(Data entries)
---

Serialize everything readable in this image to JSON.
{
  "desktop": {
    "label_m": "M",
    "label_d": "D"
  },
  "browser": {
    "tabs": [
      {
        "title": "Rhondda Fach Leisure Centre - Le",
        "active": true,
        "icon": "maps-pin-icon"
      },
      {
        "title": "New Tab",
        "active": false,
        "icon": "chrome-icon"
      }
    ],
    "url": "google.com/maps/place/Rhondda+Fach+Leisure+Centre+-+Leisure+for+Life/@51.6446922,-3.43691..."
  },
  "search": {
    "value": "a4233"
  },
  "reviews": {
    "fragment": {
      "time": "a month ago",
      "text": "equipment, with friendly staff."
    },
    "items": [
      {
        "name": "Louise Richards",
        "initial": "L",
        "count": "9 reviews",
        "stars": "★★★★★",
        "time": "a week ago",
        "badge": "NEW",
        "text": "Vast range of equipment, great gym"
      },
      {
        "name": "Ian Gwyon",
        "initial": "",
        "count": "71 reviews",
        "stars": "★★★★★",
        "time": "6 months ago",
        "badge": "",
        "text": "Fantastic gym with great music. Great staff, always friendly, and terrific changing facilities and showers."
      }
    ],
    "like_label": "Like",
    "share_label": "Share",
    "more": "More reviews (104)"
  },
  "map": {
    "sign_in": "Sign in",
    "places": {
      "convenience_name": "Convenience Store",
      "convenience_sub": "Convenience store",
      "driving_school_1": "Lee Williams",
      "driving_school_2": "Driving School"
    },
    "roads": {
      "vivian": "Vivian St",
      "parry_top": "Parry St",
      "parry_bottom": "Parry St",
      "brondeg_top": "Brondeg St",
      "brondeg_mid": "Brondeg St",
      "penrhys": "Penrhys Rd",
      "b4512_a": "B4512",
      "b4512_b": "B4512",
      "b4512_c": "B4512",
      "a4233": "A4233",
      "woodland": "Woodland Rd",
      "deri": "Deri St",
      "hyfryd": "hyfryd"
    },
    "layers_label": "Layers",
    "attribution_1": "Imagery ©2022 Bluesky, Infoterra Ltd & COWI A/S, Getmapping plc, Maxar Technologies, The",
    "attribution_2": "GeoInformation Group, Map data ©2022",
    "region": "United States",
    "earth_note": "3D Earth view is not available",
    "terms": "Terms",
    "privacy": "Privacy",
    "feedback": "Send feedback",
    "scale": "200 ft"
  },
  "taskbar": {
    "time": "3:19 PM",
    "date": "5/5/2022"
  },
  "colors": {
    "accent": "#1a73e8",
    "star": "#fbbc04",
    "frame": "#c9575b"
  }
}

---

■ **GOAL**:
Identify every line above that includes the word "maps", and show those lines.

■ **REPLY**:
        "icon": "maps-pin-icon"
    "url": "google.com/maps/place/Rhondda+Fach+Leisure+Centre+-+Leisure+for+Life/@51.6446922,-3.43691..."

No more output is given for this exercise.